═══ Input for this task ═══

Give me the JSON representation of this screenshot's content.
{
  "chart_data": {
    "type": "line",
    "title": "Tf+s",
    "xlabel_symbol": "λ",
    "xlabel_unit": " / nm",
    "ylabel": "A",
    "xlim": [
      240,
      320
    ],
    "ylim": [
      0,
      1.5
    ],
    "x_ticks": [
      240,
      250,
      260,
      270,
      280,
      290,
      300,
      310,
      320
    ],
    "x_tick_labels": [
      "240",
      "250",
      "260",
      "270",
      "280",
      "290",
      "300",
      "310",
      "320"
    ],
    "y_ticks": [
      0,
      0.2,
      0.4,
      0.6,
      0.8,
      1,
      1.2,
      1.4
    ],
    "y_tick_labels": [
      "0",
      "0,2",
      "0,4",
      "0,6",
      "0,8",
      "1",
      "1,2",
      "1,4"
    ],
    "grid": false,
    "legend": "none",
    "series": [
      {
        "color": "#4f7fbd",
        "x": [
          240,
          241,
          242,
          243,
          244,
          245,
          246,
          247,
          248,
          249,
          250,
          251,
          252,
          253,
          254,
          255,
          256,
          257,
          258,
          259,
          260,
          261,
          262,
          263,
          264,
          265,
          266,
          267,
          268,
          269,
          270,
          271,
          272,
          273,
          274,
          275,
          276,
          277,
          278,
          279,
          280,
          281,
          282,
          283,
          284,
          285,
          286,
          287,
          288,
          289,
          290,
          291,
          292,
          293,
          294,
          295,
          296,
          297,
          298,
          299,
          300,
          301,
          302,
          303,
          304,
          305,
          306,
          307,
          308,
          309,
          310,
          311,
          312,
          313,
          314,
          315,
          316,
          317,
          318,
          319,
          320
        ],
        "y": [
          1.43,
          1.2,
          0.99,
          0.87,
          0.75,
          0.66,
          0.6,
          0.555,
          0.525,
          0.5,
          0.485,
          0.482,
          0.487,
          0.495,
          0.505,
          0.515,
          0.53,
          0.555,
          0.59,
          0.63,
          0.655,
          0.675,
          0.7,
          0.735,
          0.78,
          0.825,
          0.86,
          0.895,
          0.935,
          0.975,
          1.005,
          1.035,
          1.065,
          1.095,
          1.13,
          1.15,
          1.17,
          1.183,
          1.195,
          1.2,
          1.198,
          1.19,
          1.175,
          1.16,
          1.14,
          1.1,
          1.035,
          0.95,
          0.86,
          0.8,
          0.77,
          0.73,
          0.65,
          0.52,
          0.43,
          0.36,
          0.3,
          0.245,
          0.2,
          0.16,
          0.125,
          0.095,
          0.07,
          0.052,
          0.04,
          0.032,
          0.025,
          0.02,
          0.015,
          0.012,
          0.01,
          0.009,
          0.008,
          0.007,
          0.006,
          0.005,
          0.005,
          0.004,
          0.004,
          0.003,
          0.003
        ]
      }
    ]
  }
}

═══

### Problem details
Give back each line above precisely as it stands.

### The answer
Give me the JSON representation of this screenshot's content.
{
  "chart_data": {
    "type": "line",
    "title": "Tf+s",
    "xlabel_symbol": "λ",
    "xlabel_unit": " / nm",
    "ylabel": "A",
    "xlim": [
      240,
      320
    ],
    "ylim": [
      0,
      1.5
    ],
    "x_ticks": [
      240,
      250,
      260,
      270,
      280,
      290,
      300,
      310,
      320
    ],
    "x_tick_labels": [
      "240",
      "250",
      "260",
      "270",
      "280",
      "290",
      "300",
      "310",
      "320"
    ],
    "y_ticks": [
      0,
      0.2,
      0.4,
      0.6,
      0.8,
      1,
      1.2,
      1.4
    ],
    "y_tick_labels": [
      "0",
      "0,2",
      "0,4",
      "0,6",
      "0,8",
      "1",
      "1,2",
      "1,4"
    ],
    "grid": false,
    "legend": "none",
    "series": [
      {
        "color": "#4f7fbd",
        "x": [
          240,
          241,
          242,
          243,
          244,
          245,
          246,
          247,
          248,
          249,
          250,
          251,
          252,
          253,
          254,
          255,
          256,
          257,
          258,
          259,
          260,
          261,
          262,
          263,
          264,
          265,
          266,
          267,
          268,
          269,
          270,
          271,
          272,
          273,
          274,
          275,
          276,
          277,
          278,
          279,
          280,
          281,
          282,
          283,
          284,
          285,
          286,
          287,
          288,
          289,
          290,
          291,
          292,
          293,
          294,
          295,
          296,
          297,
          298,
          299,
          300,
          301,
          302,
          303,
          304,
          305,
          306,
          307,
          308,
          309,
          310,
          311,
          312,
          313,
          314,
          315,
          316,
          317,
          318,
          319,
          320
        ],
        "y": [
          1.43,
          1.2,
          0.99,
          0.87,
          0.75,
          0.66,
          0.6,
          0.555,
          0.525,
          0.5,
          0.485,
          0.482,
          0.487,
          0.495,
          0.505,
          0.515,
          0.53,
          0.555,
          0.59,
          0.63,
          0.655,
          0.675,
          0.7,
          0.735,
          0.78,
          0.825,
          0.86,
          0.895,
          0.935,
          0.975,
          1.005,
          1.035,
          1.065,
          1.095,
          1.13,
          1.15,
          1.17,
          1.183,
          1.195,
          1.2,
          1.198,
          1.19,
          1.175,
          1.16,
          1.14,
          1.1,
          1.035,
          0.95,
          0.86,
          0.8,
          0.77,
          0.73,
          0.65,
          0.52,
          0.43,
          0.36,
          0.3,
          0.245,
          0.2,
          0.16,
          0.125,
          0.095,
          0.07,
          0.052,
          0.04,
          0.032,
          0.025,
          0.02,
          0.015,
          0.012,
          0.01,
          0.009,
          0.008,
          0.007,
          0.006,
          0.005,
          0.005,
          0.004,
          0.004,
          0.003,
          0.003
        ]
      }
    ]
  }
}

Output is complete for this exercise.